# Exercise directions
What follows is a set of records; restate each one word for word and drop the pictures.

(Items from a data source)

------------------------------------------------------------

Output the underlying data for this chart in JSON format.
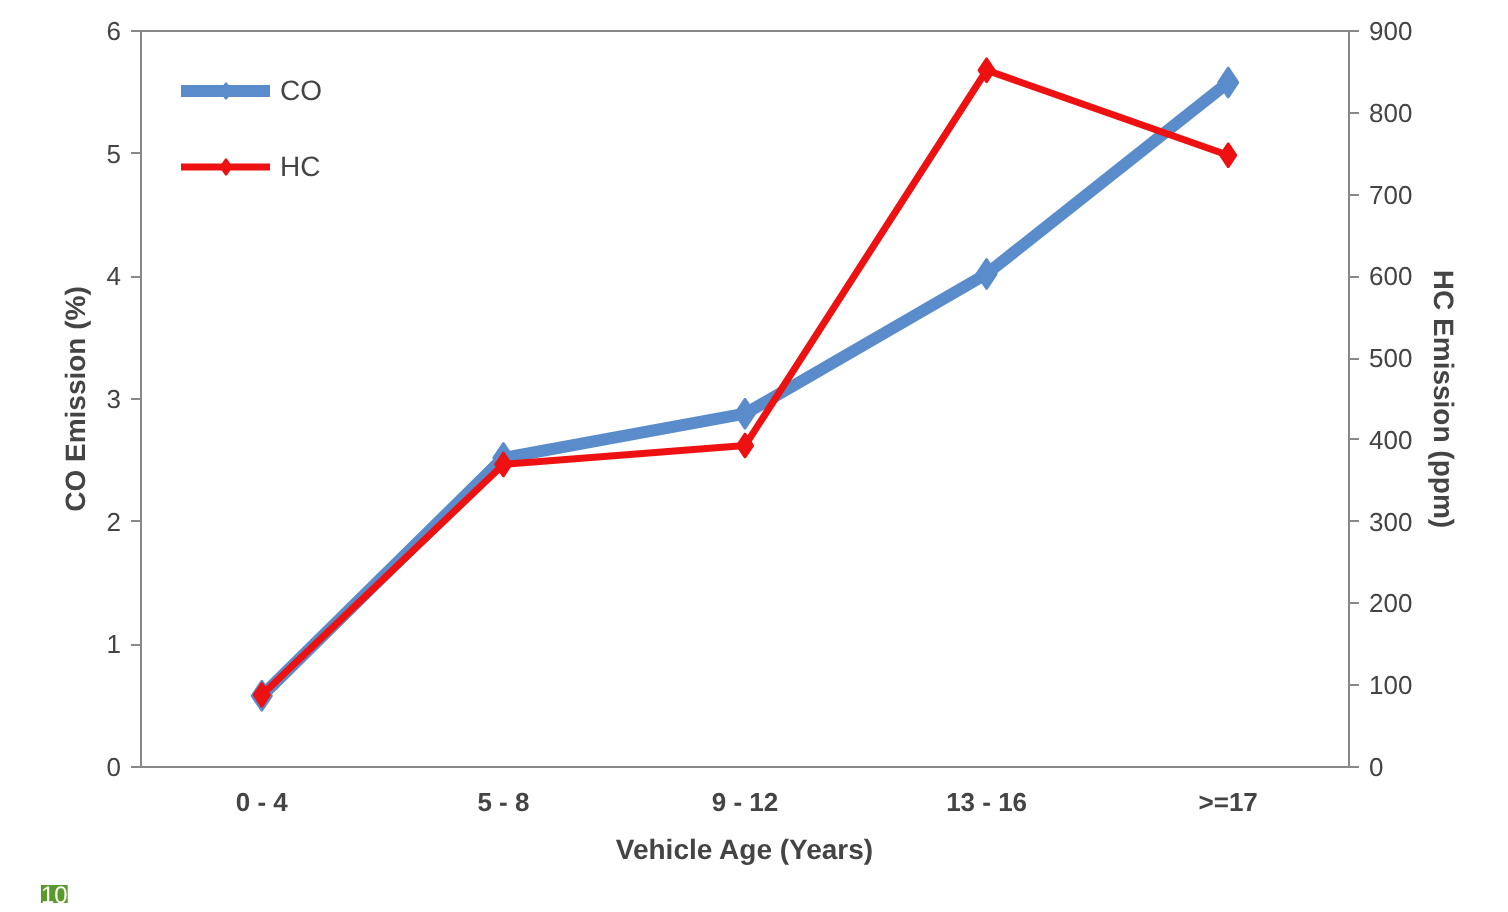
{
  "chart_data": {
    "type": "line",
    "xlabel": "Vehicle Age (Years)",
    "ylabel": "CO Emission (%)",
    "y2label": "HC Emission (ppm)",
    "categories": [
      "0 - 4",
      "5 - 8",
      "9 - 12",
      "13 - 16",
      ">=17"
    ],
    "series": [
      {
        "name": "CO",
        "color": "#5a8ccc",
        "values": [
          0.58,
          2.52,
          2.88,
          4.02,
          5.58
        ]
      },
      {
        "name": "HC",
        "color": "#ee1111",
        "values": [
          88,
          370,
          393,
          852,
          748
        ],
        "axis": "y2"
      }
    ],
    "ylim": [
      0,
      6
    ],
    "yticks": [
      0,
      1,
      2,
      3,
      4,
      5,
      6
    ],
    "y2lim": [
      0,
      900
    ],
    "y2ticks": [
      0,
      100,
      200,
      300,
      400,
      500,
      600,
      700,
      800,
      900
    ],
    "marker": "diamond",
    "line_style": "solid",
    "legend": "top left",
    "grid": false,
    "annotations": [
      "10"
    ]
  }
}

------------------------------------------------------------

# Answer for this exercise
Output the underlying data for this chart in JSON format.
{
  "chart_data": {
    "type": "line",
    "xlabel": "Vehicle Age (Years)",
    "ylabel": "CO Emission (%)",
    "y2label": "HC Emission (ppm)",
    "categories": [
      "0 - 4",
      "5 - 8",
      "9 - 12",
      "13 - 16",
      ">=17"
    ],
    "series": [
      {
        "name": "CO",
        "color": "#5a8ccc",
        "values": [
          0.58,
          2.52,
          2.88,
          4.02,
          5.58
        ]
      },
      {
        "name": "HC",
        "color": "#ee1111",
        "values": [
          88,
          370,
          393,
          852,
          748
        ],
        "axis": "y2"
      }
    ],
    "ylim": [
      0,
      6
    ],
    "yticks": [
      0,
      1,
      2,
      3,
      4,
      5,
      6
    ],
    "y2lim": [
      0,
      900
    ],
    "y2ticks": [
      0,
      100,
      200,
      300,
      400,
      500,
      600,
      700,
      800,
      900
    ],
    "marker": "diamond",
    "line_style": "solid",
    "legend": "top left",
    "grid": false,
    "annotations": [
      "10"
    ]
  }
}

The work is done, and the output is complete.